──────── Data to process

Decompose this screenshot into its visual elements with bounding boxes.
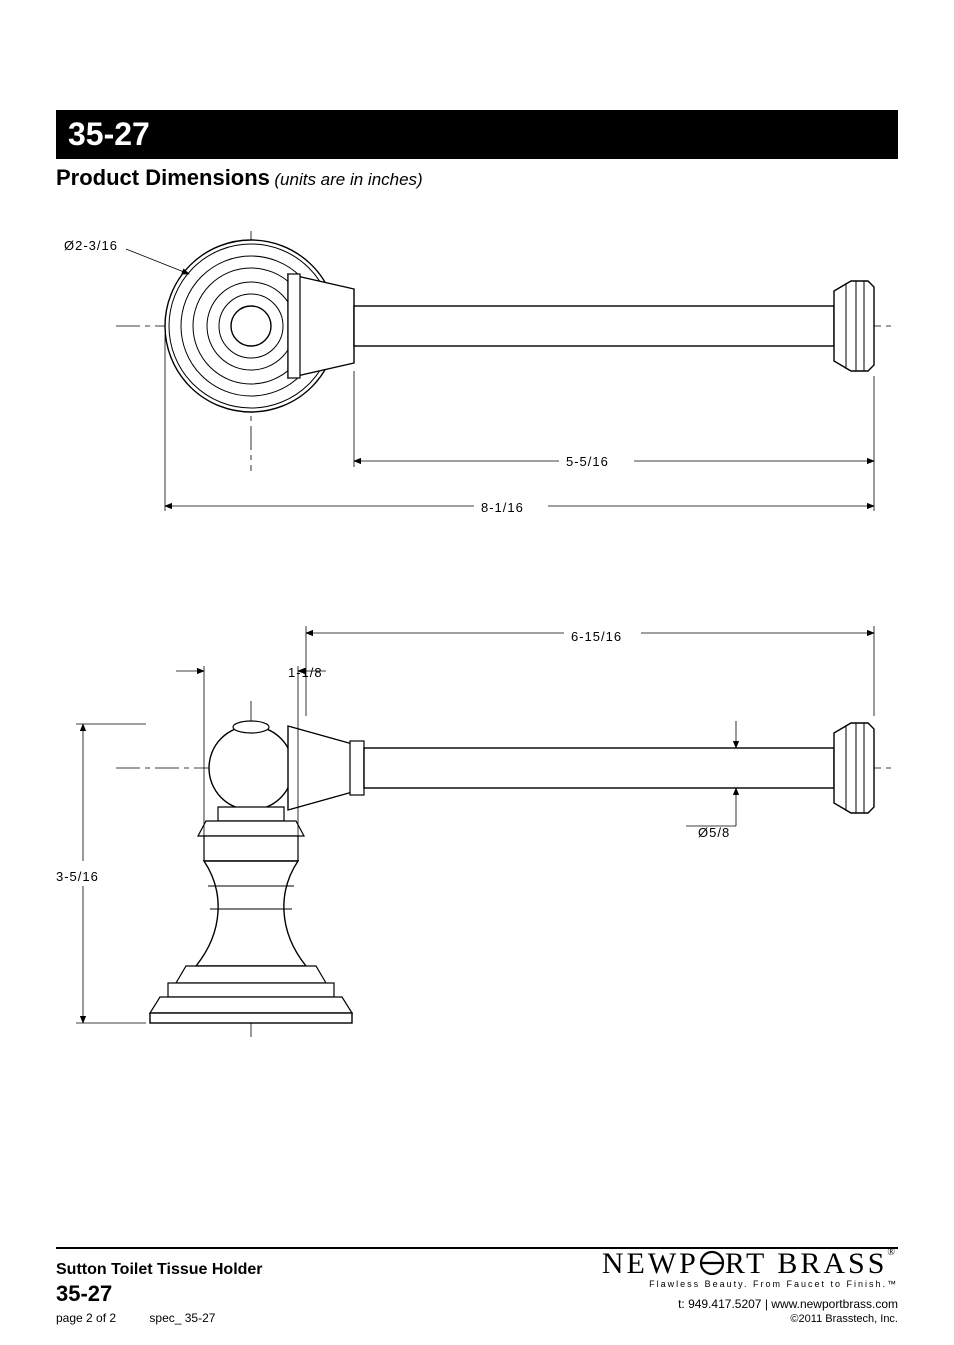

────────────────
──────── Data to process

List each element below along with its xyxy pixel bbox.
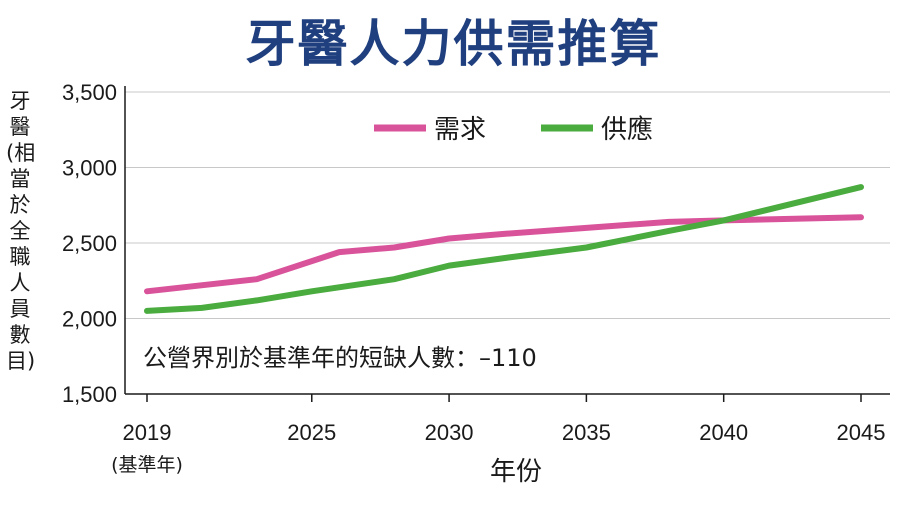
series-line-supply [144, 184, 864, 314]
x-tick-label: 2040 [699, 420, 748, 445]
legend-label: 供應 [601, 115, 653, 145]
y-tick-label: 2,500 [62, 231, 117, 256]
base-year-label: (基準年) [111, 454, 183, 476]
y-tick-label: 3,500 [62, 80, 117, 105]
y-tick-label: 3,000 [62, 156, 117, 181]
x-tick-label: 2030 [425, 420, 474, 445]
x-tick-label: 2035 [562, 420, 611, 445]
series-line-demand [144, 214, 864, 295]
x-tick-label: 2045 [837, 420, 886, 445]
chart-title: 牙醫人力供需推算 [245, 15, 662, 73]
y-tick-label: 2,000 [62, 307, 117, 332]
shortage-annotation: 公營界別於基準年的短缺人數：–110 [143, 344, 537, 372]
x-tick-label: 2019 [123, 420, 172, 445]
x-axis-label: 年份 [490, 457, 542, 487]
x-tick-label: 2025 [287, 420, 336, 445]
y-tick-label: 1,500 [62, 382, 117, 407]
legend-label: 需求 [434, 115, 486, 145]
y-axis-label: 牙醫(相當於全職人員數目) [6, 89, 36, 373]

────────────────
──────── Data to process

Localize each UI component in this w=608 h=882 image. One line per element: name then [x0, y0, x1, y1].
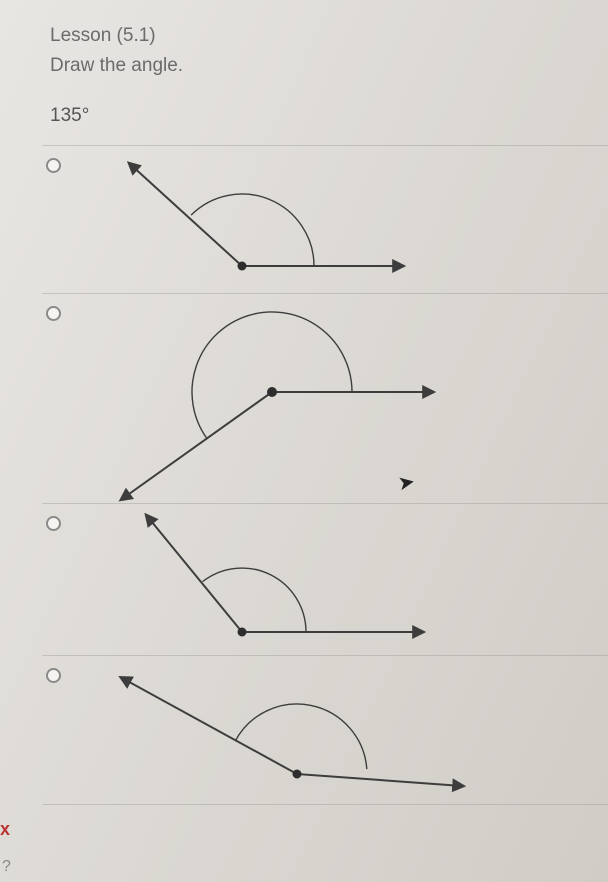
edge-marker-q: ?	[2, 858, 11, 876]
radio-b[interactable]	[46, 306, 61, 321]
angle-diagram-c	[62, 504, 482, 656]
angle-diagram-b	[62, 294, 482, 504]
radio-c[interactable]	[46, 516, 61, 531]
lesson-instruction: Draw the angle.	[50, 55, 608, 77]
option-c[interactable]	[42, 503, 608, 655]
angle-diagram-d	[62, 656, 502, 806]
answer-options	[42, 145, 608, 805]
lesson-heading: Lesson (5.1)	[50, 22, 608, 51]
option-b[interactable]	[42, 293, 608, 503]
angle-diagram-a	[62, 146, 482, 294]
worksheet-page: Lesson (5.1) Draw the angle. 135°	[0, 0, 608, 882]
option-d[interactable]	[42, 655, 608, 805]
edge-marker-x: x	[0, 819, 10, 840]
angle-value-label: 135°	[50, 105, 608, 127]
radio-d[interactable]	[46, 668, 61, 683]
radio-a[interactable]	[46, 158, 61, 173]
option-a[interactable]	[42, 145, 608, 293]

────────────────

Copy out the part of the data that opens with the line containing "Localize each UI" and closes with the line containing "146, 482, 294]", both of those lines included. Omit the pictures from your copy.

Answer to this task →
Localize each UI component in this w=608 h=882 image. One line per element: name then [x0, y0, x1, y1].
edge-marker-q: ?	[2, 858, 11, 876]
radio-b[interactable]	[46, 306, 61, 321]
angle-diagram-c	[62, 504, 482, 656]
angle-diagram-b	[62, 294, 482, 504]
radio-c[interactable]	[46, 516, 61, 531]
lesson-instruction: Draw the angle.	[50, 55, 608, 77]
option-c[interactable]	[42, 503, 608, 655]
angle-diagram-d	[62, 656, 502, 806]
answer-options	[42, 145, 608, 805]
lesson-heading: Lesson (5.1)	[50, 22, 608, 51]
option-b[interactable]	[42, 293, 608, 503]
angle-diagram-a	[62, 146, 482, 294]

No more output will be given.